Dataset entries on figures
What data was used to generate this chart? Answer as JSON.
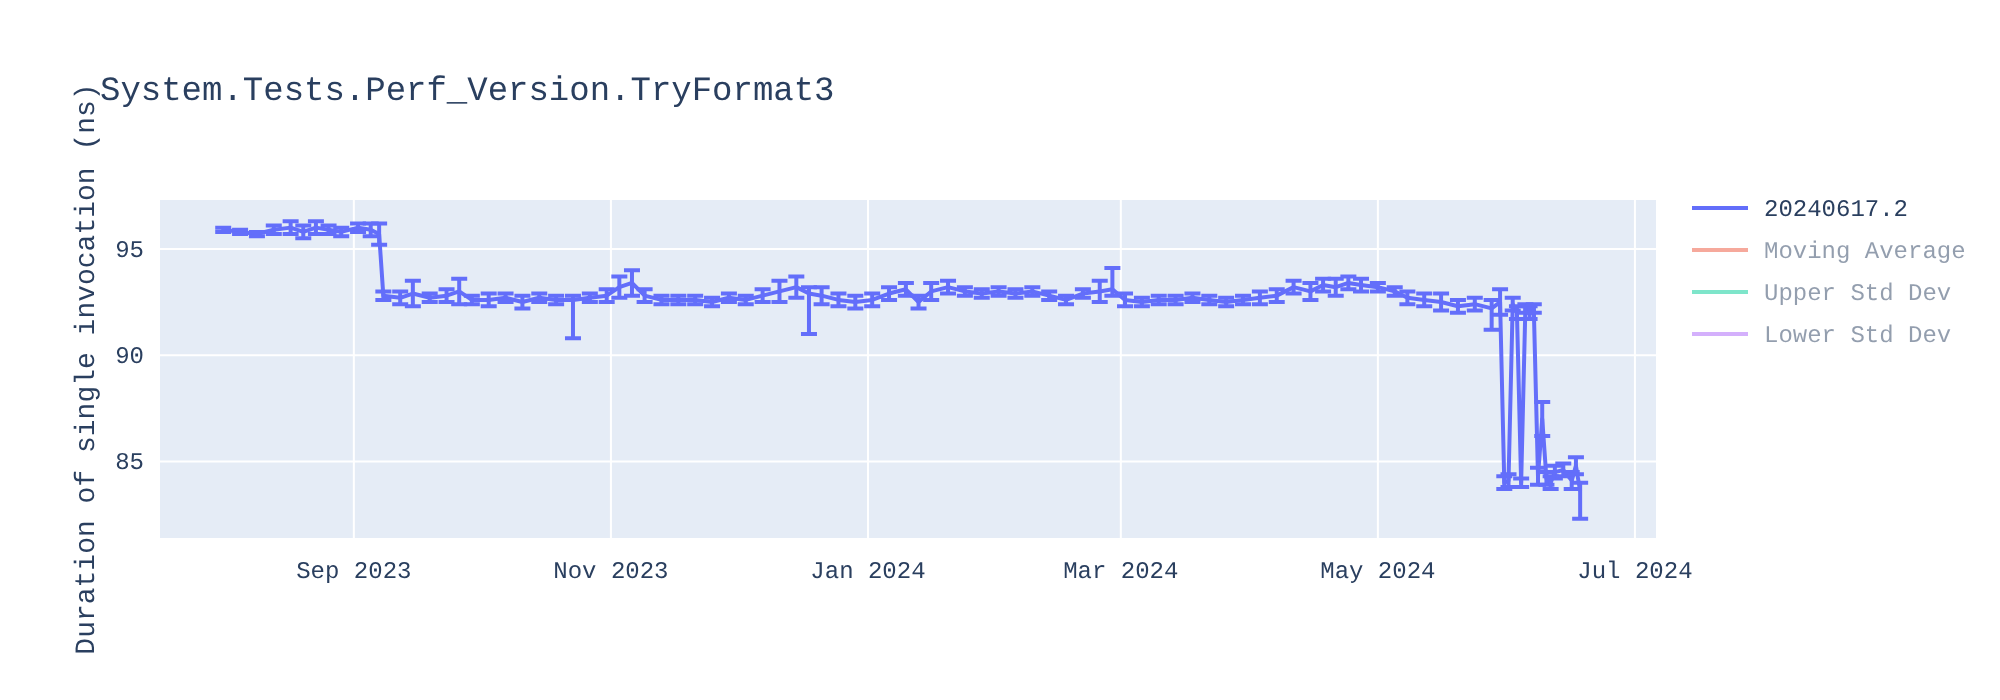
{
  "chart_data": {
    "type": "line",
    "title": "System.Tests.Perf_Version.TryFormat3",
    "ylabel": "Duration of single invocation (ns)",
    "xlim": [
      "2023-07-17",
      "2024-07-06"
    ],
    "xticks": [
      {
        "value": "2023-09-01",
        "label": "Sep 2023"
      },
      {
        "value": "2023-11-01",
        "label": "Nov 2023"
      },
      {
        "value": "2024-01-01",
        "label": "Jan 2024"
      },
      {
        "value": "2024-03-01",
        "label": "Mar 2024"
      },
      {
        "value": "2024-05-01",
        "label": "May 2024"
      },
      {
        "value": "2024-07-01",
        "label": "Jul 2024"
      }
    ],
    "ylim": [
      81.4,
      97.3
    ],
    "yticks": [
      85,
      90,
      95
    ],
    "grid": true,
    "legend": "top right",
    "series": [
      {
        "name": "20240617.2",
        "color": "#636efa",
        "x": [
          "2023-08-01",
          "2023-08-05",
          "2023-08-09",
          "2023-08-13",
          "2023-08-17",
          "2023-08-20",
          "2023-08-23",
          "2023-08-26",
          "2023-08-29",
          "2023-09-02",
          "2023-09-05",
          "2023-09-07",
          "2023-09-08",
          "2023-09-12",
          "2023-09-15",
          "2023-09-19",
          "2023-09-23",
          "2023-09-26",
          "2023-09-29",
          "2023-10-03",
          "2023-10-07",
          "2023-10-11",
          "2023-10-15",
          "2023-10-19",
          "2023-10-23",
          "2023-10-27",
          "2023-10-31",
          "2023-11-03",
          "2023-11-06",
          "2023-11-09",
          "2023-11-13",
          "2023-11-17",
          "2023-11-21",
          "2023-11-25",
          "2023-11-29",
          "2023-12-03",
          "2023-12-07",
          "2023-12-11",
          "2023-12-15",
          "2023-12-18",
          "2023-12-21",
          "2023-12-25",
          "2023-12-29",
          "2024-01-02",
          "2024-01-06",
          "2024-01-10",
          "2024-01-13",
          "2024-01-16",
          "2024-01-20",
          "2024-01-24",
          "2024-01-28",
          "2024-02-01",
          "2024-02-05",
          "2024-02-09",
          "2024-02-13",
          "2024-02-17",
          "2024-02-21",
          "2024-02-25",
          "2024-02-28",
          "2024-03-02",
          "2024-03-06",
          "2024-03-10",
          "2024-03-14",
          "2024-03-18",
          "2024-03-22",
          "2024-03-26",
          "2024-03-30",
          "2024-04-03",
          "2024-04-07",
          "2024-04-11",
          "2024-04-15",
          "2024-04-18",
          "2024-04-21",
          "2024-04-24",
          "2024-04-27",
          "2024-05-01",
          "2024-05-05",
          "2024-05-08",
          "2024-05-12",
          "2024-05-16",
          "2024-05-20",
          "2024-05-24",
          "2024-05-28",
          "2024-05-30",
          "2024-05-31",
          "2024-06-01",
          "2024-06-02",
          "2024-06-03",
          "2024-06-04",
          "2024-06-05",
          "2024-06-06",
          "2024-06-07",
          "2024-06-08",
          "2024-06-09",
          "2024-06-10",
          "2024-06-11",
          "2024-06-12",
          "2024-06-14",
          "2024-06-16",
          "2024-06-17",
          "2024-06-18"
        ],
        "values": [
          95.9,
          95.8,
          95.7,
          95.9,
          96.0,
          95.8,
          96.0,
          95.9,
          95.8,
          96.0,
          95.9,
          95.7,
          92.8,
          92.7,
          92.9,
          92.7,
          92.8,
          93.0,
          92.6,
          92.6,
          92.7,
          92.5,
          92.7,
          92.6,
          92.6,
          92.7,
          92.8,
          93.2,
          93.4,
          92.8,
          92.6,
          92.6,
          92.6,
          92.5,
          92.7,
          92.6,
          92.8,
          93.0,
          93.2,
          92.9,
          92.8,
          92.6,
          92.5,
          92.6,
          92.9,
          93.1,
          92.5,
          93.0,
          93.2,
          93.0,
          92.9,
          93.0,
          92.9,
          93.0,
          92.8,
          92.6,
          92.9,
          93.0,
          93.1,
          92.6,
          92.5,
          92.6,
          92.6,
          92.7,
          92.6,
          92.5,
          92.6,
          92.7,
          92.8,
          93.2,
          93.0,
          93.3,
          93.2,
          93.4,
          93.3,
          93.2,
          93.0,
          92.7,
          92.6,
          92.5,
          92.3,
          92.4,
          92.2,
          92.5,
          84.0,
          84.1,
          92.4,
          92.0,
          84.0,
          92.2,
          92.0,
          92.2,
          84.3,
          87.0,
          84.2,
          84.0,
          84.5,
          84.6,
          84.1,
          84.8,
          83.6
        ],
        "errors": [
          0.1,
          0.1,
          0.1,
          0.2,
          0.3,
          0.3,
          0.3,
          0.2,
          0.2,
          0.2,
          0.3,
          0.5,
          0.2,
          0.3,
          0.6,
          0.2,
          0.3,
          0.6,
          0.2,
          0.3,
          0.2,
          0.3,
          0.2,
          0.2,
          [
            90.8,
            92.8
          ],
          0.2,
          0.3,
          0.5,
          0.6,
          0.3,
          0.2,
          0.2,
          0.2,
          0.2,
          0.2,
          0.2,
          0.3,
          0.5,
          0.5,
          [
            91.0,
            93.2
          ],
          0.4,
          0.3,
          0.3,
          0.3,
          0.3,
          0.3,
          0.3,
          0.4,
          0.3,
          0.2,
          0.2,
          0.2,
          0.2,
          0.2,
          0.2,
          0.2,
          0.2,
          0.5,
          [
            92.8,
            94.1
          ],
          0.3,
          0.2,
          0.2,
          0.2,
          0.2,
          0.2,
          0.2,
          0.2,
          0.3,
          0.3,
          0.3,
          0.4,
          0.3,
          0.4,
          0.3,
          0.3,
          0.2,
          0.2,
          0.3,
          0.3,
          0.4,
          0.3,
          0.3,
          [
            91.2,
            92.6
          ],
          0.6,
          0.3,
          0.3,
          0.3,
          0.3,
          0.2,
          0.2,
          0.3,
          0.2,
          0.4,
          0.8,
          0.3,
          0.3,
          0.3,
          0.3,
          0.4,
          0.4,
          [
            82.3,
            84.0
          ]
        ]
      },
      {
        "name": "Moving Average",
        "color": "#ef553b",
        "values": [
          null
        ]
      },
      {
        "name": "Upper Std Dev",
        "color": "#00cc96",
        "values": [
          null
        ]
      },
      {
        "name": "Lower Std Dev",
        "color": "#ab63fa",
        "values": [
          null
        ]
      }
    ]
  }
}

Written exercise: Check each line above for "color" and return the ones that have it.

Task output:
        "color": "#636efa",
        "color": "#ef553b",
        "color": "#00cc96",
        "color": "#ab63fa",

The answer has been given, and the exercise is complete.